EXERCISE: Each line holding the word "onderzoek" counts once; give the total and nothing more.

(Dataset items)

(begin)

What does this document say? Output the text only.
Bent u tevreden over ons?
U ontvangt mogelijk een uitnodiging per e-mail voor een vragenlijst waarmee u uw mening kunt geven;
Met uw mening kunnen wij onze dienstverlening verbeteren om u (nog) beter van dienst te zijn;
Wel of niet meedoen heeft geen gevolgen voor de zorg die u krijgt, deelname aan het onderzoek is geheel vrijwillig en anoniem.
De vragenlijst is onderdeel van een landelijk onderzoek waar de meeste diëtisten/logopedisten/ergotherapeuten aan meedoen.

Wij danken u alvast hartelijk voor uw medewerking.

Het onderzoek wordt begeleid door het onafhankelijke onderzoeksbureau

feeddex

(end)
(begin)

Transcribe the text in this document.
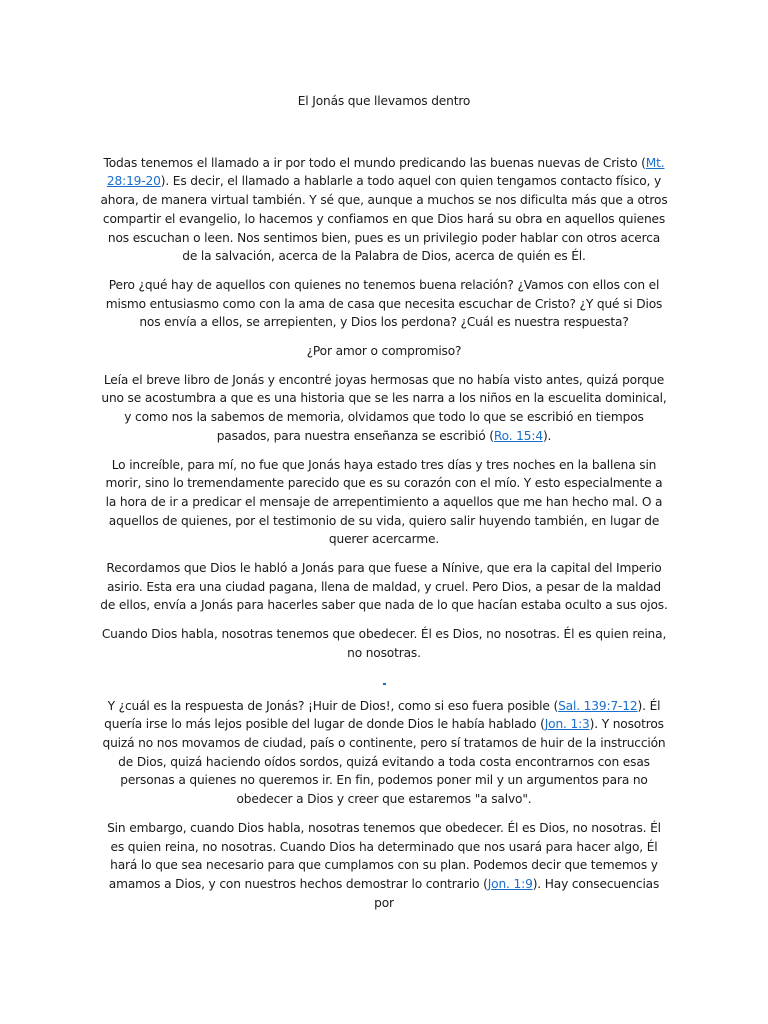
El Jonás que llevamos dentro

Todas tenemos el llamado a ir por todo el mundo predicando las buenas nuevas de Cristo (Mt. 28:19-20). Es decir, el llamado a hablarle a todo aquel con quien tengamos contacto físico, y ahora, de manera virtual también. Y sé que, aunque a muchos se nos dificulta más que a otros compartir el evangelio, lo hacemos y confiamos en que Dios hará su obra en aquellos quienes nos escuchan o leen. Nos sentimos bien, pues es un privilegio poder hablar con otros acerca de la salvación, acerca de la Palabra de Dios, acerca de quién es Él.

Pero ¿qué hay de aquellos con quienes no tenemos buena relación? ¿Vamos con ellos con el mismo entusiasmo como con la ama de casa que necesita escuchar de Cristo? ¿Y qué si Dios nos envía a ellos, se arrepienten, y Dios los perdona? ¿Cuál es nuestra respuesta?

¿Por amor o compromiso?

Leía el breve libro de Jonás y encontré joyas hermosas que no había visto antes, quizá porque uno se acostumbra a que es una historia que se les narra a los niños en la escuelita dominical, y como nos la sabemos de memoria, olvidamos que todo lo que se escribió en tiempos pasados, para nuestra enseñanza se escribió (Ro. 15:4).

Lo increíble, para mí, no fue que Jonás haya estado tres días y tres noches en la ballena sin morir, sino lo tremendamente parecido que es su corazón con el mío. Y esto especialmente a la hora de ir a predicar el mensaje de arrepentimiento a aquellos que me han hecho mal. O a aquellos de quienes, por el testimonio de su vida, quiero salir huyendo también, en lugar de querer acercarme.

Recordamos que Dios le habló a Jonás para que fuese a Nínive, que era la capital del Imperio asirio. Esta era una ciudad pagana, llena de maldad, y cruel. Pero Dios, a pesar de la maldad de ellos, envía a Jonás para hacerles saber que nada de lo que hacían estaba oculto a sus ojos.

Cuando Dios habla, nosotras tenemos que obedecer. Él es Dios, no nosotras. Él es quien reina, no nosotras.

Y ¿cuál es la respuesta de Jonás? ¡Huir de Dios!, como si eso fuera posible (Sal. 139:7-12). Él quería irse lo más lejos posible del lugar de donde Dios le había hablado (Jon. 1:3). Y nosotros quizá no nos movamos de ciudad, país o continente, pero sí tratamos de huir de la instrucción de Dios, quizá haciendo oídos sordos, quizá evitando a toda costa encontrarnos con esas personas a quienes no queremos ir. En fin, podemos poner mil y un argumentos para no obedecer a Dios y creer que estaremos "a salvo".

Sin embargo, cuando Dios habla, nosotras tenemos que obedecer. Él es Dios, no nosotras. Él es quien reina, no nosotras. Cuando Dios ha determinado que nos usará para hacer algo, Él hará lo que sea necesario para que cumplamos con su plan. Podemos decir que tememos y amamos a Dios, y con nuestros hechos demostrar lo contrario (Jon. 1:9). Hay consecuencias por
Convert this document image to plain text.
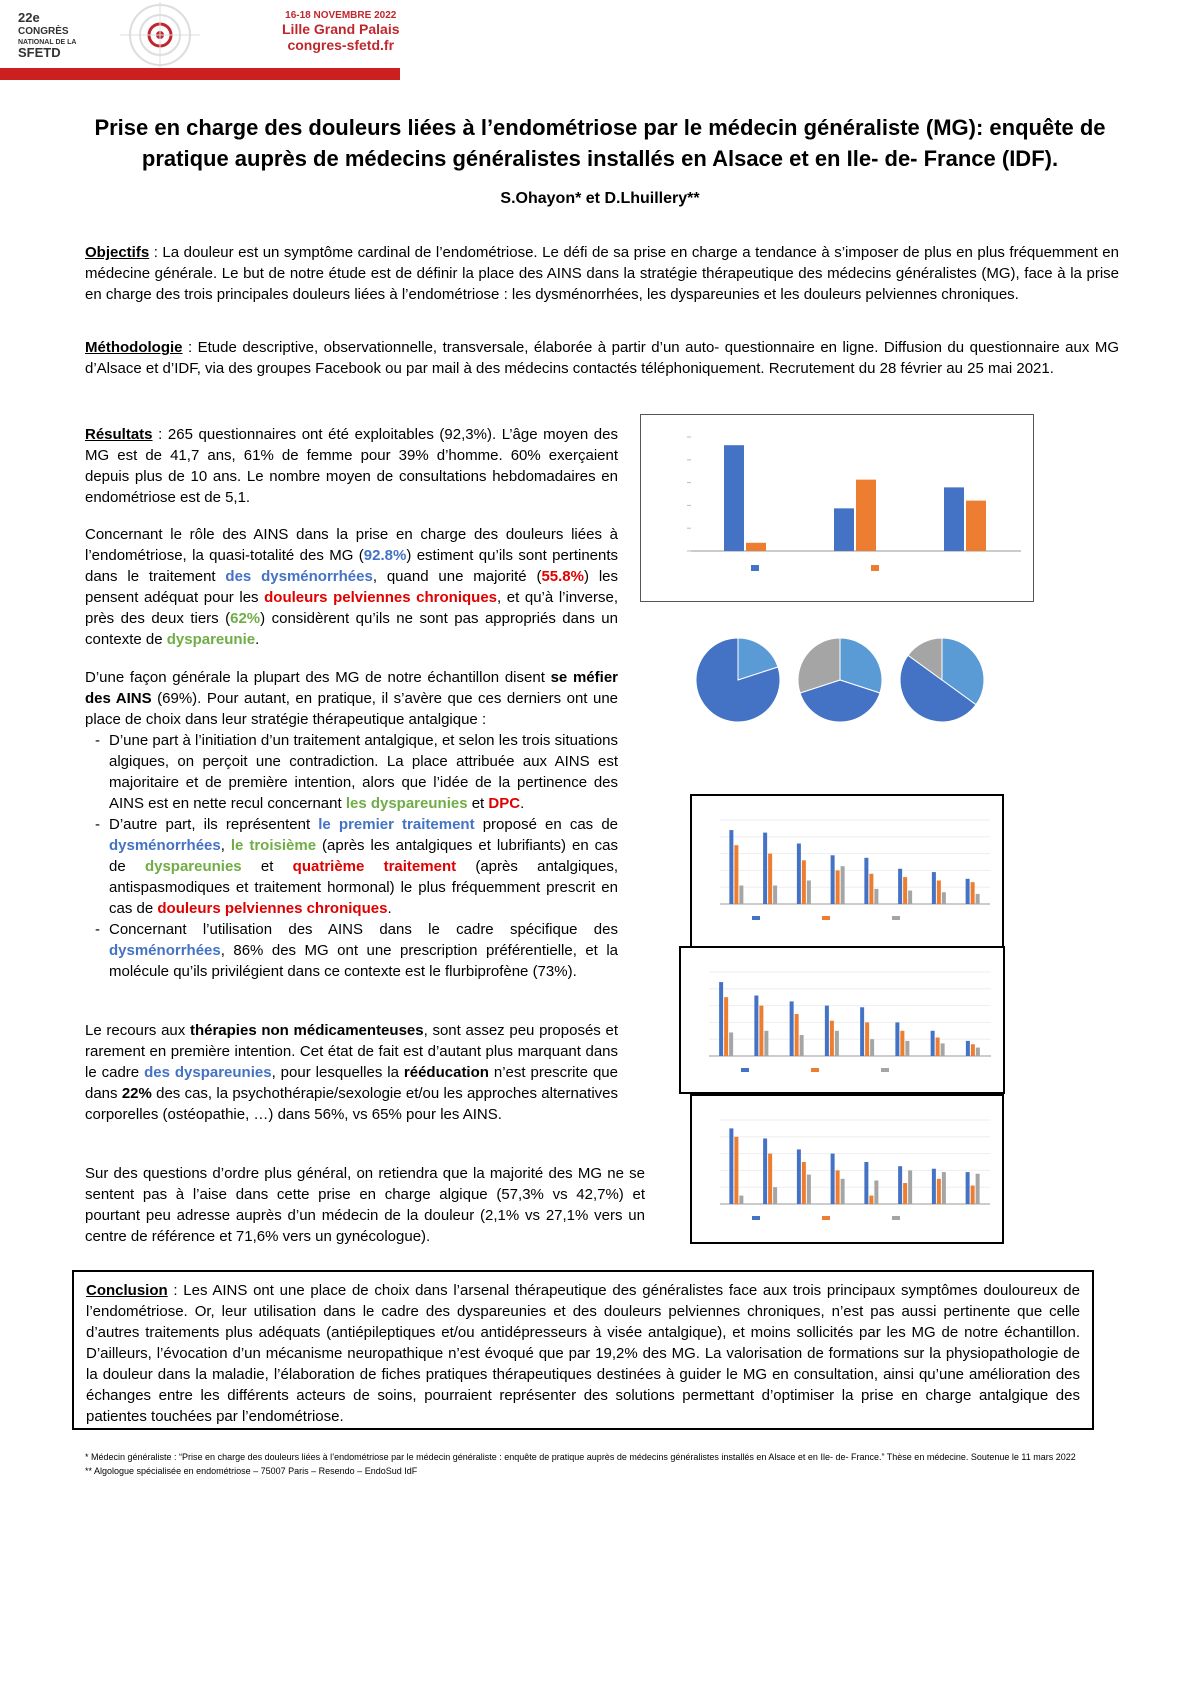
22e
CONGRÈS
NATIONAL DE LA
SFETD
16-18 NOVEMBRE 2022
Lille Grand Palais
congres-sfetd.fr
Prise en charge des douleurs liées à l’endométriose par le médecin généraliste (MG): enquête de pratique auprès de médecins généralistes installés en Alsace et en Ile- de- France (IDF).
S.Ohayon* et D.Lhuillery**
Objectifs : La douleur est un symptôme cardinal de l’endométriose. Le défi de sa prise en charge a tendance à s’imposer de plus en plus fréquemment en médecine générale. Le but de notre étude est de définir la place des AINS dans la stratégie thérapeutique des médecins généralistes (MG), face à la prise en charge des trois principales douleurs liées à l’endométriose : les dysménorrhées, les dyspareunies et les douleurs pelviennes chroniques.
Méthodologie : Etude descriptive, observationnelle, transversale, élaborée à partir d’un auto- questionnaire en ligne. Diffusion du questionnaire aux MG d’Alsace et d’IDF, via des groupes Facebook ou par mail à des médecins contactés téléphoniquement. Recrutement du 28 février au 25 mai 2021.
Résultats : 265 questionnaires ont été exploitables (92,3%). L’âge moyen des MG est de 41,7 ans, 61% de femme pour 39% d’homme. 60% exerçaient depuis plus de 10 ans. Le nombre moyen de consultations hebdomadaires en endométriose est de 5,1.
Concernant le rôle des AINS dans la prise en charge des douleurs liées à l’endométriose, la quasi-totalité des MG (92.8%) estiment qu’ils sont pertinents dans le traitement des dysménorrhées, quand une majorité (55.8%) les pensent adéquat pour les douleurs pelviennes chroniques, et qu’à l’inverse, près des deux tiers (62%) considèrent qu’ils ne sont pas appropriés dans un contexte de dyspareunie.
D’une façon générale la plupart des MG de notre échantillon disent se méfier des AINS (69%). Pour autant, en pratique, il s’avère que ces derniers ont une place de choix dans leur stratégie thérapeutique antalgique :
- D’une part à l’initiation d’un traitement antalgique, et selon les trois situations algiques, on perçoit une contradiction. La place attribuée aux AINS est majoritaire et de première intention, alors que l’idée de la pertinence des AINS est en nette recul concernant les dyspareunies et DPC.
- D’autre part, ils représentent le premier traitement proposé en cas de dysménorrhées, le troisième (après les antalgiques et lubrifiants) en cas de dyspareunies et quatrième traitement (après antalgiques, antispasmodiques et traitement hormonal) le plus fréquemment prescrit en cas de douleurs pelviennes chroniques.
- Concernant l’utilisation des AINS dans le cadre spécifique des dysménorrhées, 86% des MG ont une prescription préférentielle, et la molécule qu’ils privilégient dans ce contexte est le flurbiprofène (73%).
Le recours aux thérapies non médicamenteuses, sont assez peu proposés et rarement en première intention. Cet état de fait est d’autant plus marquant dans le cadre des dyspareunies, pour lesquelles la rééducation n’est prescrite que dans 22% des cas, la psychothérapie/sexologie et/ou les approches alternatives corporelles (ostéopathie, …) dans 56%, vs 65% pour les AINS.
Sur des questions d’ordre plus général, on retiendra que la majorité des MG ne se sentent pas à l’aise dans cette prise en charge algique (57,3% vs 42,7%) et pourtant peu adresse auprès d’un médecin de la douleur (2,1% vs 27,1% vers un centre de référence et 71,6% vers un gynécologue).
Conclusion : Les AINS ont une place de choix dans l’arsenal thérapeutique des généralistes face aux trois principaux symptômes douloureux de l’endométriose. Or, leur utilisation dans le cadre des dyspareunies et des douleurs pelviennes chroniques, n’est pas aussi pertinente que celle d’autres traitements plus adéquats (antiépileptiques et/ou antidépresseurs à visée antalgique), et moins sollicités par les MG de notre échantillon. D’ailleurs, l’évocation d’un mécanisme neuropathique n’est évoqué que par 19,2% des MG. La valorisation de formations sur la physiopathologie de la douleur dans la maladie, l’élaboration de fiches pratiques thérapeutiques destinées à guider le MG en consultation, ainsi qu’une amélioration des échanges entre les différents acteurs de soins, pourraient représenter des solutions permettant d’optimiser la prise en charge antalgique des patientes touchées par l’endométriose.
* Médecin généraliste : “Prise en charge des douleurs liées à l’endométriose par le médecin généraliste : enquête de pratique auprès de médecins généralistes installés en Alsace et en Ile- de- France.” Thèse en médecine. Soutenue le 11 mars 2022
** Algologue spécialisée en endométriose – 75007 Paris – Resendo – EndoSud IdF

(end)

THE COMPLETED TASK: 3